SOURCE MATERIAL:

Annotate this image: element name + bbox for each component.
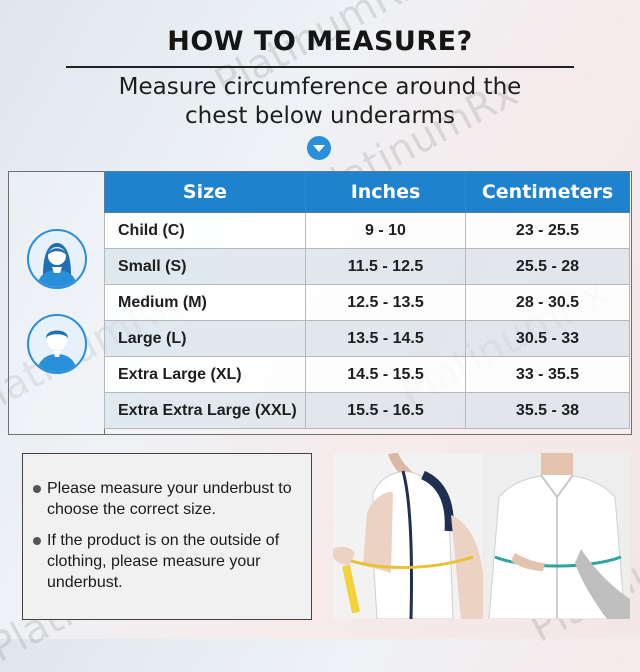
size-cell: Child (C) — [104, 212, 306, 249]
page-subtitle: Measure circumference around the chest b… — [0, 73, 640, 131]
avatar-column — [8, 171, 105, 435]
inches-cell: 9 - 10 — [305, 212, 466, 249]
table-row: Medium (M) 12.5 - 13.5 28 - 30.5 — [104, 284, 630, 321]
note-item: If the product is on the outside of clot… — [47, 530, 309, 593]
bullet-icon — [33, 485, 41, 493]
inches-cell: 11.5 - 12.5 — [305, 248, 466, 285]
size-chart-table: Size Inches Centimeters Child (C) 9 - 10… — [104, 171, 630, 429]
male-avatar-icon — [27, 314, 87, 374]
table-header-row: Size Inches Centimeters — [104, 171, 630, 213]
note-item: Please measure your underbust to choose … — [47, 478, 309, 520]
column-header-centimeters: Centimeters — [465, 171, 630, 213]
note-line: If the product is on the outside of — [47, 532, 280, 549]
man-measuring-photo — [485, 453, 630, 619]
column-header-size: Size — [104, 171, 306, 213]
note-line: Please measure your underbust to — [47, 480, 292, 497]
page-title: HOW TO MEASURE? — [167, 26, 473, 57]
size-cell: Medium (M) — [104, 284, 306, 321]
cm-cell: 23 - 25.5 — [465, 212, 630, 249]
cm-cell: 25.5 - 28 — [465, 248, 630, 285]
size-cell: Large (L) — [104, 320, 306, 357]
notes-box: Please measure your underbust to choose … — [22, 453, 312, 620]
cm-cell: 35.5 - 38 — [465, 392, 630, 429]
subtitle-line: chest below underarms — [185, 103, 455, 129]
table-row: Extra Large (XL) 14.5 - 15.5 33 - 35.5 — [104, 356, 630, 393]
inches-cell: 14.5 - 15.5 — [305, 356, 466, 393]
table-row: Large (L) 13.5 - 14.5 30.5 - 33 — [104, 320, 630, 357]
subtitle-line: Measure circumference around the — [118, 74, 522, 100]
note-line: choose the correct size. — [47, 501, 216, 518]
size-cell: Extra Large (XL) — [104, 356, 306, 393]
inches-cell: 12.5 - 13.5 — [305, 284, 466, 321]
woman-measuring-photo — [333, 453, 483, 619]
size-cell: Small (S) — [104, 248, 306, 285]
title-divider — [66, 66, 574, 68]
cm-cell: 30.5 - 33 — [465, 320, 630, 357]
female-avatar-icon — [27, 229, 87, 289]
note-line: underbust. — [47, 574, 123, 591]
cm-cell: 28 - 30.5 — [465, 284, 630, 321]
table-row: Child (C) 9 - 10 23 - 25.5 — [104, 212, 630, 249]
cm-cell: 33 - 35.5 — [465, 356, 630, 393]
table-row: Small (S) 11.5 - 12.5 25.5 - 28 — [104, 248, 630, 285]
inches-cell: 15.5 - 16.5 — [305, 392, 466, 429]
bullet-icon — [33, 537, 41, 545]
size-cell: Extra Extra Large (XXL) — [104, 392, 306, 429]
column-header-inches: Inches — [305, 171, 466, 213]
table-row: Extra Extra Large (XXL) 15.5 - 16.5 35.5… — [104, 392, 630, 429]
note-line: clothing, please measure your — [47, 553, 261, 570]
chevron-down-icon — [307, 136, 331, 160]
inches-cell: 13.5 - 14.5 — [305, 320, 466, 357]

JOB: Please retype every line of the records above exactly as it appears, leaving out the pictures.

SOLUTION TO THIS PROBLEM:
Annotate this image: element name + bbox for each component.
size-cell: Child (C) — [104, 212, 306, 249]
page-subtitle: Measure circumference around the chest b… — [0, 73, 640, 131]
avatar-column — [8, 171, 105, 435]
inches-cell: 9 - 10 — [305, 212, 466, 249]
table-row: Medium (M) 12.5 - 13.5 28 - 30.5 — [104, 284, 630, 321]
note-item: If the product is on the outside of clot… — [47, 530, 309, 593]
bullet-icon — [33, 485, 41, 493]
inches-cell: 11.5 - 12.5 — [305, 248, 466, 285]
size-chart-table: Size Inches Centimeters Child (C) 9 - 10… — [104, 171, 630, 429]
male-avatar-icon — [27, 314, 87, 374]
table-header-row: Size Inches Centimeters — [104, 171, 630, 213]
note-item: Please measure your underbust to choose … — [47, 478, 309, 520]
column-header-centimeters: Centimeters — [465, 171, 630, 213]
note-line: If the product is on the outside of — [47, 532, 280, 549]
man-measuring-photo — [485, 453, 630, 619]
column-header-size: Size — [104, 171, 306, 213]
note-line: Please measure your underbust to — [47, 480, 292, 497]
page-title: HOW TO MEASURE? — [167, 26, 473, 57]
size-cell: Medium (M) — [104, 284, 306, 321]
cm-cell: 23 - 25.5 — [465, 212, 630, 249]
cm-cell: 25.5 - 28 — [465, 248, 630, 285]
size-cell: Large (L) — [104, 320, 306, 357]
notes-box: Please measure your underbust to choose … — [22, 453, 312, 620]
cm-cell: 35.5 - 38 — [465, 392, 630, 429]
subtitle-line: chest below underarms — [185, 103, 455, 129]
table-row: Extra Large (XL) 14.5 - 15.5 33 - 35.5 — [104, 356, 630, 393]
inches-cell: 14.5 - 15.5 — [305, 356, 466, 393]
table-row: Large (L) 13.5 - 14.5 30.5 - 33 — [104, 320, 630, 357]
subtitle-line: Measure circumference around the — [118, 74, 522, 100]
note-line: choose the correct size. — [47, 501, 216, 518]
size-cell: Extra Large (XL) — [104, 356, 306, 393]
inches-cell: 12.5 - 13.5 — [305, 284, 466, 321]
woman-measuring-photo — [333, 453, 483, 619]
size-cell: Small (S) — [104, 248, 306, 285]
title-divider — [66, 66, 574, 68]
cm-cell: 30.5 - 33 — [465, 320, 630, 357]
female-avatar-icon — [27, 229, 87, 289]
note-line: underbust. — [47, 574, 123, 591]
cm-cell: 28 - 30.5 — [465, 284, 630, 321]
table-row: Child (C) 9 - 10 23 - 25.5 — [104, 212, 630, 249]
cm-cell: 33 - 35.5 — [465, 356, 630, 393]
table-row: Small (S) 11.5 - 12.5 25.5 - 28 — [104, 248, 630, 285]
inches-cell: 15.5 - 16.5 — [305, 392, 466, 429]
bullet-icon — [33, 537, 41, 545]
size-cell: Extra Extra Large (XXL) — [104, 392, 306, 429]
column-header-inches: Inches — [305, 171, 466, 213]
table-row: Extra Extra Large (XXL) 15.5 - 16.5 35.5… — [104, 392, 630, 429]
note-line: clothing, please measure your — [47, 553, 261, 570]
chevron-down-icon — [307, 136, 331, 160]
inches-cell: 13.5 - 14.5 — [305, 320, 466, 357]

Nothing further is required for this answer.